▶ **TASK**: List the lines of this listing that hold the word "type".

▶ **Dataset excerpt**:
•••

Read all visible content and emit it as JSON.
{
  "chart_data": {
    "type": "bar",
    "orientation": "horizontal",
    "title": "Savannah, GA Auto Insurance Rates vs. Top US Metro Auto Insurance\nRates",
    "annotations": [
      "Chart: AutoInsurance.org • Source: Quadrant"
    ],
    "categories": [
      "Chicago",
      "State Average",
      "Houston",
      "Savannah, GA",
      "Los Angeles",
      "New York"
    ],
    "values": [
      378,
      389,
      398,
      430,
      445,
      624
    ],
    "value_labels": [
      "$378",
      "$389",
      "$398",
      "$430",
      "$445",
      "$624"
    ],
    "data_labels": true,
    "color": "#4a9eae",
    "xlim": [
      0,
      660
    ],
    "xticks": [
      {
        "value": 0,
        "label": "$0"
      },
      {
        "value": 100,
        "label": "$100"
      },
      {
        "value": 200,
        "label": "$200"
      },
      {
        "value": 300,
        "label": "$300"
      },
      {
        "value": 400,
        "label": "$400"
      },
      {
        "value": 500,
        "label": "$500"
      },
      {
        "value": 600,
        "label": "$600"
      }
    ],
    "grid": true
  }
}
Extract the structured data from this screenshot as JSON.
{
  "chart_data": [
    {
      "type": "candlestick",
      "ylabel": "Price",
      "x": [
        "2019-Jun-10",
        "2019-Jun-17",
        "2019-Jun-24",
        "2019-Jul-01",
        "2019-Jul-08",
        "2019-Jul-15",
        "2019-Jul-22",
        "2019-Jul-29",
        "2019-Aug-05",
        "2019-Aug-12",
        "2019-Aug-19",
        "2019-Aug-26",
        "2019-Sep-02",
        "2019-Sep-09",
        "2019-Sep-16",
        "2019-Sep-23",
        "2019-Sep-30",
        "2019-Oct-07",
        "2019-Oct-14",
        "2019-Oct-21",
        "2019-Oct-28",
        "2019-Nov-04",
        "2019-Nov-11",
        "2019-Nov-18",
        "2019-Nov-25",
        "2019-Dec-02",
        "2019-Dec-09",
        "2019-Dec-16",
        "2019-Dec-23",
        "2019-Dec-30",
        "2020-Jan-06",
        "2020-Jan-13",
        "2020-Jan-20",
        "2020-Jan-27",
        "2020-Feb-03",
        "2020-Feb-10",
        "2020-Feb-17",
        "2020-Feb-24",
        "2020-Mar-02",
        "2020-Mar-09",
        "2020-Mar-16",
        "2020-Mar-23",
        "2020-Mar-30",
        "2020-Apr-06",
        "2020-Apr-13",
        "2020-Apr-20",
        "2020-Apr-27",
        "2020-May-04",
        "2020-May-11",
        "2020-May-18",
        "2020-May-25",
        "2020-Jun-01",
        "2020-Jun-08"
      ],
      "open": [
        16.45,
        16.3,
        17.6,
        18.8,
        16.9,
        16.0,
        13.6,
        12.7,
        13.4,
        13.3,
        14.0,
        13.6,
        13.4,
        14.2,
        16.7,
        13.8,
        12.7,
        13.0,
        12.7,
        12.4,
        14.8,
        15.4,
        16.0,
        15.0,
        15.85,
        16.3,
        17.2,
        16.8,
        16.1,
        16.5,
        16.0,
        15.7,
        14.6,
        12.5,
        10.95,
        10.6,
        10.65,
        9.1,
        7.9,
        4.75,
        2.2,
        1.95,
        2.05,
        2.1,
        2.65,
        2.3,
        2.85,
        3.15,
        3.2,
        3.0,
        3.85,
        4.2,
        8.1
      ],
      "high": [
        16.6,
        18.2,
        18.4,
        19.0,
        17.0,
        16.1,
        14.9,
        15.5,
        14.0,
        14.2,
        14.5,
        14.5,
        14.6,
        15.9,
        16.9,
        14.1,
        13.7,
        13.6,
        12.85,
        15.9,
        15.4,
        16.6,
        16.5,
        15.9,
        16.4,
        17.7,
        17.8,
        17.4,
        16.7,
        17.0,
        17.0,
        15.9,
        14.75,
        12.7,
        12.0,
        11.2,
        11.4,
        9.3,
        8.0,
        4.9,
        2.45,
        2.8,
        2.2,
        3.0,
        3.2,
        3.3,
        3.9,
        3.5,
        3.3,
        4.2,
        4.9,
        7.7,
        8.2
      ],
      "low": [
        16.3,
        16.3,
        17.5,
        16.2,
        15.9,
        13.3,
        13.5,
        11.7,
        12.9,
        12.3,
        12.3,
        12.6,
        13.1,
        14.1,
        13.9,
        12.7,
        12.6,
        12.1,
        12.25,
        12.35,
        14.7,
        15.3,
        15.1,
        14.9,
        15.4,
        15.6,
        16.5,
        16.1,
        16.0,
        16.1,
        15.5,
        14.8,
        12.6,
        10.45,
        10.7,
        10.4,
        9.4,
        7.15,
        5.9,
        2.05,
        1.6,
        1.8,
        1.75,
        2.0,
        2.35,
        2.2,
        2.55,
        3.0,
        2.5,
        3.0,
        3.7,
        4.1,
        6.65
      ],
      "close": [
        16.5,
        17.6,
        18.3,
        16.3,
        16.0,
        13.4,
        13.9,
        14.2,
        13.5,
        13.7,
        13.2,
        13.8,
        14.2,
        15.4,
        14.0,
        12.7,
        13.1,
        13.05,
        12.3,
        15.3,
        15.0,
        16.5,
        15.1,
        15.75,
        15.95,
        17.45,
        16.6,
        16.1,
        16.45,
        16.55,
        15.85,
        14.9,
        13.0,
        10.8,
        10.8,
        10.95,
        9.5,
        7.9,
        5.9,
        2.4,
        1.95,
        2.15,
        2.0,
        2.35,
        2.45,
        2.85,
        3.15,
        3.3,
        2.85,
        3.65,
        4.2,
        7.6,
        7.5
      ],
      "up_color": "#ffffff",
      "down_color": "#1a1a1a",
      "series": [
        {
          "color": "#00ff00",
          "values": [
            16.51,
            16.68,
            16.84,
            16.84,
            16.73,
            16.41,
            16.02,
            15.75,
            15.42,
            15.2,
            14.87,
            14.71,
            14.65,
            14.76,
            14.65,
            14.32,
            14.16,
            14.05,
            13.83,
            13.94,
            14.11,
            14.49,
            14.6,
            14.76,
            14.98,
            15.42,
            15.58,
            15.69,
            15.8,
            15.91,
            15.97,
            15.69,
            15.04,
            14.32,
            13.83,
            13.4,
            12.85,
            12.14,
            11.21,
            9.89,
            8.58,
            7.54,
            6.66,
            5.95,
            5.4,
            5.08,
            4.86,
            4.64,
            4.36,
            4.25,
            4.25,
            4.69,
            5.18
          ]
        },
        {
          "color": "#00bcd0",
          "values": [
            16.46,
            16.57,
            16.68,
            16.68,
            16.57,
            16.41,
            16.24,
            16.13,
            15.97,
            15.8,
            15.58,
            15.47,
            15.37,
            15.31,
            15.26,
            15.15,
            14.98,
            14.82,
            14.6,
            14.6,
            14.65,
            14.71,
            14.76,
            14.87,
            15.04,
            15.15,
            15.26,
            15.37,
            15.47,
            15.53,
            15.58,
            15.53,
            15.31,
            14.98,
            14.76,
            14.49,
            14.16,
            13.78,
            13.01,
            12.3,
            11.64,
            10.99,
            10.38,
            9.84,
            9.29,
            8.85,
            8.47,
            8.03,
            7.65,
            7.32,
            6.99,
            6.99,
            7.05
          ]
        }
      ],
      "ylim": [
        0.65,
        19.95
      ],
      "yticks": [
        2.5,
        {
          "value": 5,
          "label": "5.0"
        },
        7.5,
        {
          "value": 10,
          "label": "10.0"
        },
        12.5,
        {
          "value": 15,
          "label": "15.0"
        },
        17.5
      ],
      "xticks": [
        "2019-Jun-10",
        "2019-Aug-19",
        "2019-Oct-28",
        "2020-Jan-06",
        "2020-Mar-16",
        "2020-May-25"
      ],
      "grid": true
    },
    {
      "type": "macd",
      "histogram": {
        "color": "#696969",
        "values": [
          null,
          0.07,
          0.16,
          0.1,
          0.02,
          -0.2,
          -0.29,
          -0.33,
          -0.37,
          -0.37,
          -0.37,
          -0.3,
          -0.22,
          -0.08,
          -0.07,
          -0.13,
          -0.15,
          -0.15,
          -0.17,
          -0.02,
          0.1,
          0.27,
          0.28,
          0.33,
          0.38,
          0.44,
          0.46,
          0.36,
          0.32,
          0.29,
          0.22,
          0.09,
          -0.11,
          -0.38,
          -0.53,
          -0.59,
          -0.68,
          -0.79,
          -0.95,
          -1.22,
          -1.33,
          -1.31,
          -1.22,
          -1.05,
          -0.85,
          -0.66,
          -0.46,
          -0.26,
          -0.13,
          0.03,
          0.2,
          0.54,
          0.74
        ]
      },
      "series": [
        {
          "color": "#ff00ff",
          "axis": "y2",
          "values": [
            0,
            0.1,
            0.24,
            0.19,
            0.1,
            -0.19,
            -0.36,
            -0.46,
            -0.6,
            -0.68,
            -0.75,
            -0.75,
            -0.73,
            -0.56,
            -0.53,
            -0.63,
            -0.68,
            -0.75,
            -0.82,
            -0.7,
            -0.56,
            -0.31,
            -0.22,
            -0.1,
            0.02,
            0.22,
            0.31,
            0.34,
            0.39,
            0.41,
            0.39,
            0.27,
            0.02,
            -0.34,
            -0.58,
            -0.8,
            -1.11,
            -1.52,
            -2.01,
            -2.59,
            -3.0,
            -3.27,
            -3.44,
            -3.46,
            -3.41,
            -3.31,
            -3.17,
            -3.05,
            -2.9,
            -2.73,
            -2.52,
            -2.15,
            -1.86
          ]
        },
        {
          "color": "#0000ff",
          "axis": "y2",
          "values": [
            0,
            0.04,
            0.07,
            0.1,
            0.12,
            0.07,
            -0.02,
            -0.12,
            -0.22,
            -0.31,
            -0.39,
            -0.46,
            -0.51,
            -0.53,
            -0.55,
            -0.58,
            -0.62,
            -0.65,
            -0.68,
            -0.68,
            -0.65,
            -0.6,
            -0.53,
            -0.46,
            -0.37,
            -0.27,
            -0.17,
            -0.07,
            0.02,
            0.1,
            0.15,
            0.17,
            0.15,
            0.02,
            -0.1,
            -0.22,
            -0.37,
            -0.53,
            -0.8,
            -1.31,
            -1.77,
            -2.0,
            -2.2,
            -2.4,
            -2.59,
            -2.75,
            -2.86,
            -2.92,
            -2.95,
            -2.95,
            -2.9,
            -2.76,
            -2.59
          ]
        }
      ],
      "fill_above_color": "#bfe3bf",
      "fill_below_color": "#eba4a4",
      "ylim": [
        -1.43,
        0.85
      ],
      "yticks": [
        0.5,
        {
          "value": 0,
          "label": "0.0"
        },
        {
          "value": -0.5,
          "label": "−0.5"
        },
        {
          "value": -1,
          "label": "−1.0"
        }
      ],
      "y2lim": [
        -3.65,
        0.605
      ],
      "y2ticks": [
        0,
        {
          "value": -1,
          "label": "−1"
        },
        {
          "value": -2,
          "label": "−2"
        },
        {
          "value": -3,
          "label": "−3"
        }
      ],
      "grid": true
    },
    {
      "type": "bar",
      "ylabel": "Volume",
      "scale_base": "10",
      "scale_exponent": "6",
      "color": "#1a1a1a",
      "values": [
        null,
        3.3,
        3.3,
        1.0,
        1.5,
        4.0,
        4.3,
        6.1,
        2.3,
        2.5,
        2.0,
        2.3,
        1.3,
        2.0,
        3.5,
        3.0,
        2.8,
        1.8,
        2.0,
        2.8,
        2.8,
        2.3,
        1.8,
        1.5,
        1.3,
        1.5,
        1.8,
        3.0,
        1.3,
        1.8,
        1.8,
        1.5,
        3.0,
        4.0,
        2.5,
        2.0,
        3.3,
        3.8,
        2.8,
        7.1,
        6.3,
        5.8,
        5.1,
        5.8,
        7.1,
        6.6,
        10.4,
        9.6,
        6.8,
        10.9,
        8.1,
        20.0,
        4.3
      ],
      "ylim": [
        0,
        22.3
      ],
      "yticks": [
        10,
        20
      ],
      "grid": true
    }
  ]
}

•••

▶ **SOLUTION BELOW**:
    "type": "bar",
      "type": "candlestick",
      "type": "macd",
      "type": "bar",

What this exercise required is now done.